* _Data in this exercise_
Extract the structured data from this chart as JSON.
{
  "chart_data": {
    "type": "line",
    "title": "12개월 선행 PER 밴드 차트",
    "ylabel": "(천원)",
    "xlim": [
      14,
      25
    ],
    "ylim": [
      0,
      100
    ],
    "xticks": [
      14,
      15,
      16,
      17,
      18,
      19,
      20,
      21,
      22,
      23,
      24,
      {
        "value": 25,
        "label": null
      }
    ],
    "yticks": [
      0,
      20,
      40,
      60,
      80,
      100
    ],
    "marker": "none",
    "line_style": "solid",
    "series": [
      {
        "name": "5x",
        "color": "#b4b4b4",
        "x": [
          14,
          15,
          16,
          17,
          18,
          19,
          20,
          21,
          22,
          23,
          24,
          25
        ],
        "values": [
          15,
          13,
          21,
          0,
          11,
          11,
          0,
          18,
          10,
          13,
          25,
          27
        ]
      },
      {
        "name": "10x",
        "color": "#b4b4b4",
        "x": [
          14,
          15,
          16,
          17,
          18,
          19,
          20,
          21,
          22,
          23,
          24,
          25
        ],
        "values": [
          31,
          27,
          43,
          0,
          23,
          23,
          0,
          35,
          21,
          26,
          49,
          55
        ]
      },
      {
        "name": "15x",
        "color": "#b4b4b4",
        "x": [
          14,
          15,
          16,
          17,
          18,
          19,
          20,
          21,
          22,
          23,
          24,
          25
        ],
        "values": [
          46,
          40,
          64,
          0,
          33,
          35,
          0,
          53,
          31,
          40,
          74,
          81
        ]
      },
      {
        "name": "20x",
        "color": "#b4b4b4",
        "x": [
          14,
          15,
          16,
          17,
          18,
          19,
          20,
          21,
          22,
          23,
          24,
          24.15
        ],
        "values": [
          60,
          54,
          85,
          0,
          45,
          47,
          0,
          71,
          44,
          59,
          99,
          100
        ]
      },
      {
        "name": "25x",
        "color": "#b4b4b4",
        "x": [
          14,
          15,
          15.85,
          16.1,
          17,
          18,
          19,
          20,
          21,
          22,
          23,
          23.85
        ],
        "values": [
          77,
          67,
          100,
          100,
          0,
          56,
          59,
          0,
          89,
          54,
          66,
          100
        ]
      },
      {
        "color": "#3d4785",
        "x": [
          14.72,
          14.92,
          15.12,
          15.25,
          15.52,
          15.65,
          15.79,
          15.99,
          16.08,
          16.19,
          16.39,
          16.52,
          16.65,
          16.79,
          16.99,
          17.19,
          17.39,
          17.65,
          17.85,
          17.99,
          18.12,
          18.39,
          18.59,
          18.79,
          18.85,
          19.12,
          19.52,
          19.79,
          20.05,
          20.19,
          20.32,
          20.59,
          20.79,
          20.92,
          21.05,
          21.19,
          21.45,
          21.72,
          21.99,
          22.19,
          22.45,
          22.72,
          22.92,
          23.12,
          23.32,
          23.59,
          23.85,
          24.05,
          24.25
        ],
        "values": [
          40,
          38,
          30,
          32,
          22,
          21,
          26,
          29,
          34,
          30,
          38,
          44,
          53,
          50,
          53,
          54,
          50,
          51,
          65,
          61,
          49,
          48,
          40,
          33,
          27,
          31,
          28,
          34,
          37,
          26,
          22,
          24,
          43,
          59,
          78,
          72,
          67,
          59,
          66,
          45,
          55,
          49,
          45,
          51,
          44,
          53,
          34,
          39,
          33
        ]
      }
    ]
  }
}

* _Task_
Write out all the data again, exactly as it appears.

* _Result below_
Extract the structured data from this chart as JSON.
{
  "chart_data": {
    "type": "line",
    "title": "12개월 선행 PER 밴드 차트",
    "ylabel": "(천원)",
    "xlim": [
      14,
      25
    ],
    "ylim": [
      0,
      100
    ],
    "xticks": [
      14,
      15,
      16,
      17,
      18,
      19,
      20,
      21,
      22,
      23,
      24,
      {
        "value": 25,
        "label": null
      }
    ],
    "yticks": [
      0,
      20,
      40,
      60,
      80,
      100
    ],
    "marker": "none",
    "line_style": "solid",
    "series": [
      {
        "name": "5x",
        "color": "#b4b4b4",
        "x": [
          14,
          15,
          16,
          17,
          18,
          19,
          20,
          21,
          22,
          23,
          24,
          25
        ],
        "values": [
          15,
          13,
          21,
          0,
          11,
          11,
          0,
          18,
          10,
          13,
          25,
          27
        ]
      },
      {
        "name": "10x",
        "color": "#b4b4b4",
        "x": [
          14,
          15,
          16,
          17,
          18,
          19,
          20,
          21,
          22,
          23,
          24,
          25
        ],
        "values": [
          31,
          27,
          43,
          0,
          23,
          23,
          0,
          35,
          21,
          26,
          49,
          55
        ]
      },
      {
        "name": "15x",
        "color": "#b4b4b4",
        "x": [
          14,
          15,
          16,
          17,
          18,
          19,
          20,
          21,
          22,
          23,
          24,
          25
        ],
        "values": [
          46,
          40,
          64,
          0,
          33,
          35,
          0,
          53,
          31,
          40,
          74,
          81
        ]
      },
      {
        "name": "20x",
        "color": "#b4b4b4",
        "x": [
          14,
          15,
          16,
          17,
          18,
          19,
          20,
          21,
          22,
          23,
          24,
          24.15
        ],
        "values": [
          60,
          54,
          85,
          0,
          45,
          47,
          0,
          71,
          44,
          59,
          99,
          100
        ]
      },
      {
        "name": "25x",
        "color": "#b4b4b4",
        "x": [
          14,
          15,
          15.85,
          16.1,
          17,
          18,
          19,
          20,
          21,
          22,
          23,
          23.85
        ],
        "values": [
          77,
          67,
          100,
          100,
          0,
          56,
          59,
          0,
          89,
          54,
          66,
          100
        ]
      },
      {
        "color": "#3d4785",
        "x": [
          14.72,
          14.92,
          15.12,
          15.25,
          15.52,
          15.65,
          15.79,
          15.99,
          16.08,
          16.19,
          16.39,
          16.52,
          16.65,
          16.79,
          16.99,
          17.19,
          17.39,
          17.65,
          17.85,
          17.99,
          18.12,
          18.39,
          18.59,
          18.79,
          18.85,
          19.12,
          19.52,
          19.79,
          20.05,
          20.19,
          20.32,
          20.59,
          20.79,
          20.92,
          21.05,
          21.19,
          21.45,
          21.72,
          21.99,
          22.19,
          22.45,
          22.72,
          22.92,
          23.12,
          23.32,
          23.59,
          23.85,
          24.05,
          24.25
        ],
        "values": [
          40,
          38,
          30,
          32,
          22,
          21,
          26,
          29,
          34,
          30,
          38,
          44,
          53,
          50,
          53,
          54,
          50,
          51,
          65,
          61,
          49,
          48,
          40,
          33,
          27,
          31,
          28,
          34,
          37,
          26,
          22,
          24,
          43,
          59,
          78,
          72,
          67,
          59,
          66,
          45,
          55,
          49,
          45,
          51,
          44,
          53,
          34,
          39,
          33
        ]
      }
    ]
  }
}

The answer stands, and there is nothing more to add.